__Task brief__: Every line of the listing must be reproduced as it stands. Leave the images behind.

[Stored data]
'''
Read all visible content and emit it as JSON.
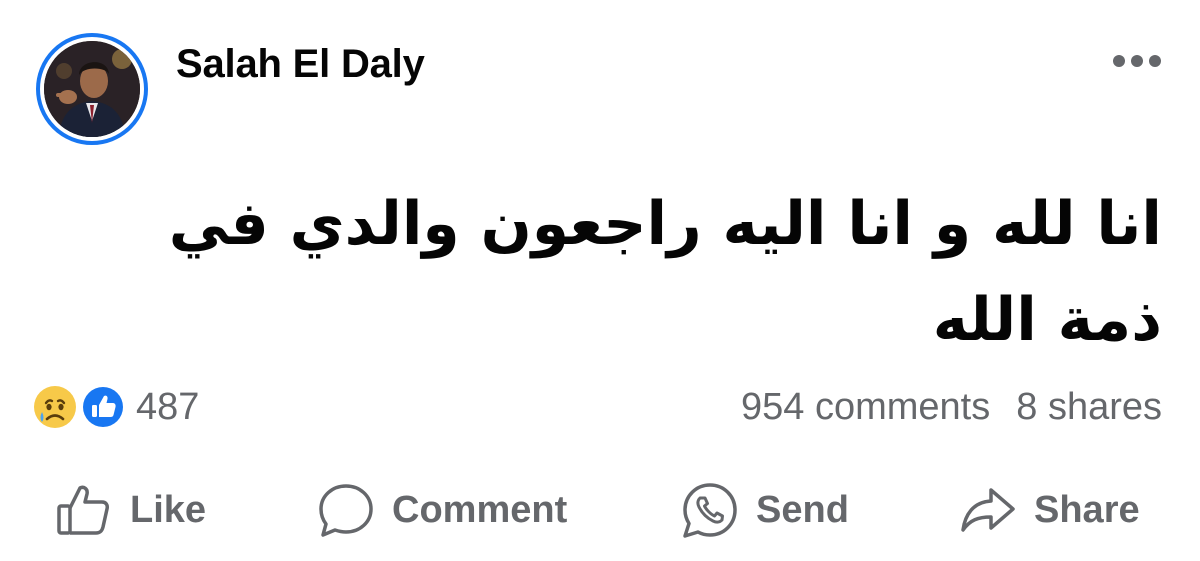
{
  "post": {
    "author": "Salah El Daly",
    "text": "انا لله و انا اليه راجعون والدي في ذمة الله",
    "reactions": {
      "icons": [
        "sad-face-icon",
        "like-icon"
      ],
      "count": "487"
    },
    "comments": "954 comments",
    "shares": "8 shares"
  },
  "actions": {
    "like": "Like",
    "comment": "Comment",
    "send": "Send",
    "share": "Share"
  },
  "colors": {
    "accent": "#1877f2",
    "secondary_text": "#65676b",
    "primary_text": "#050505",
    "sad_face": "#f7c949"
  }
}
'''
__Response to the task__:
Read all visible content and emit it as JSON.
{
  "post": {
    "author": "Salah El Daly",
    "text": "انا لله و انا اليه راجعون والدي في ذمة الله",
    "reactions": {
      "icons": [
        "sad-face-icon",
        "like-icon"
      ],
      "count": "487"
    },
    "comments": "954 comments",
    "shares": "8 shares"
  },
  "actions": {
    "like": "Like",
    "comment": "Comment",
    "send": "Send",
    "share": "Share"
  },
  "colors": {
    "accent": "#1877f2",
    "secondary_text": "#65676b",
    "primary_text": "#050505",
    "sad_face": "#f7c949"
  }
}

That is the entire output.